Take every line from the listing below that contains "CITY".

-- Start of Task data --

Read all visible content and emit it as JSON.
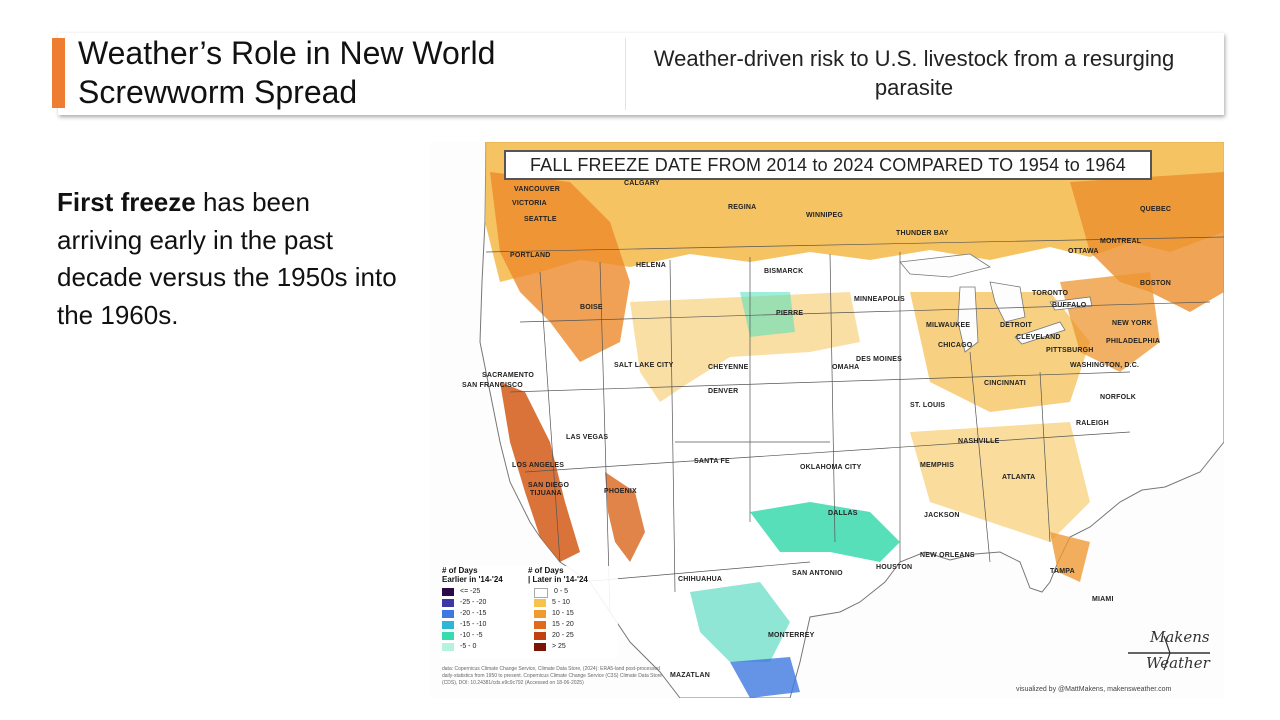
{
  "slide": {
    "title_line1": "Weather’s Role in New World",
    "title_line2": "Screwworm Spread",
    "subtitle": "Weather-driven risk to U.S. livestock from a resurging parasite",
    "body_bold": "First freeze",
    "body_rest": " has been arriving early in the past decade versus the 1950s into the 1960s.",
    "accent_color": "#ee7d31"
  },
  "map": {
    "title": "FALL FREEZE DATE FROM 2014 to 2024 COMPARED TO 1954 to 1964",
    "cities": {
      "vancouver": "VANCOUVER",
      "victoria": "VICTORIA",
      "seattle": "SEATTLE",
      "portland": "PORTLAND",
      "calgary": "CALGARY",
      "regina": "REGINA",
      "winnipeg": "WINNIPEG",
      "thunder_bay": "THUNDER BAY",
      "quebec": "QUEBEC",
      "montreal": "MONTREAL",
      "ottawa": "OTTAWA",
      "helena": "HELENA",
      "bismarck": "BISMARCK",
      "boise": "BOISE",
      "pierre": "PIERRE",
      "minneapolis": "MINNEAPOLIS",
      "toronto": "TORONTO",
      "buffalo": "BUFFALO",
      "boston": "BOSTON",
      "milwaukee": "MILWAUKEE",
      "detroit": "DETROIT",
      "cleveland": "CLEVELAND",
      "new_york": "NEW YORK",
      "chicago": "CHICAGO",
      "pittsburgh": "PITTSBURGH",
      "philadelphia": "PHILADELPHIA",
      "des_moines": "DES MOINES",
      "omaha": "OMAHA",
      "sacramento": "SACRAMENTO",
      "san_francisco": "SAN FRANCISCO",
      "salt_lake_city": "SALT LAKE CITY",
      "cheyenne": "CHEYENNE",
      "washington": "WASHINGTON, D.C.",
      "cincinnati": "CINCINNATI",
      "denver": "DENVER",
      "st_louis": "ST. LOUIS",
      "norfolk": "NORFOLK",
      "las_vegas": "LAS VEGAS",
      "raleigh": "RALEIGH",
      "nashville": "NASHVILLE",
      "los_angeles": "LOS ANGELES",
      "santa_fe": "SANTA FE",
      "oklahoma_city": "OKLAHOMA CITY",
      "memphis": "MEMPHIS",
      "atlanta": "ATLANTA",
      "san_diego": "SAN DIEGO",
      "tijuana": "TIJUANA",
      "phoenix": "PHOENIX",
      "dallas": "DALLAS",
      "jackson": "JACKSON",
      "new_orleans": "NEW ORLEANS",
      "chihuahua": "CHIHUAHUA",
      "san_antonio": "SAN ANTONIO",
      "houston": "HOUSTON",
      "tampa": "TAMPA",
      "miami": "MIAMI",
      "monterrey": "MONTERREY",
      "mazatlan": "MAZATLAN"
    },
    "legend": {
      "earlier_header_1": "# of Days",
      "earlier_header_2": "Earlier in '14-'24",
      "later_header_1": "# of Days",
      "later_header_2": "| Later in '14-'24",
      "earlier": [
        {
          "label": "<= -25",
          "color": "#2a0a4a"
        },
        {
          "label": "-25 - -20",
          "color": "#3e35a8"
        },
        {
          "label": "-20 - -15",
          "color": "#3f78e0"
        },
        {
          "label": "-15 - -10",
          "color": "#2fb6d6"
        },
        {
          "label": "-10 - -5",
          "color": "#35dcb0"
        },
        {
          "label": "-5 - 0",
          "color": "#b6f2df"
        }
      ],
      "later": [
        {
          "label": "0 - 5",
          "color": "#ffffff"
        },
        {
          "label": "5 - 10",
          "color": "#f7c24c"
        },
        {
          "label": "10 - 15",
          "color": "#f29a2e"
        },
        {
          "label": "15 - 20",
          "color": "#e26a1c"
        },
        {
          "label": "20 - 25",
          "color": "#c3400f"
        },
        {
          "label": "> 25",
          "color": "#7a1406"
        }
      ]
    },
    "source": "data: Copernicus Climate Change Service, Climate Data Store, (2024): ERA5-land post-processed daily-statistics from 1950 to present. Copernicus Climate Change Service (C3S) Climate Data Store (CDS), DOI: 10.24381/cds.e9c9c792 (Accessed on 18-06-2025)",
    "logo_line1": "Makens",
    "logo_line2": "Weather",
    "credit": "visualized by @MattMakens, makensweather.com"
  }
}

-- End of Task data --

§ **Response**:
      "salt_lake_city": "SALT LAKE CITY",
      "oklahoma_city": "OKLAHOMA CITY",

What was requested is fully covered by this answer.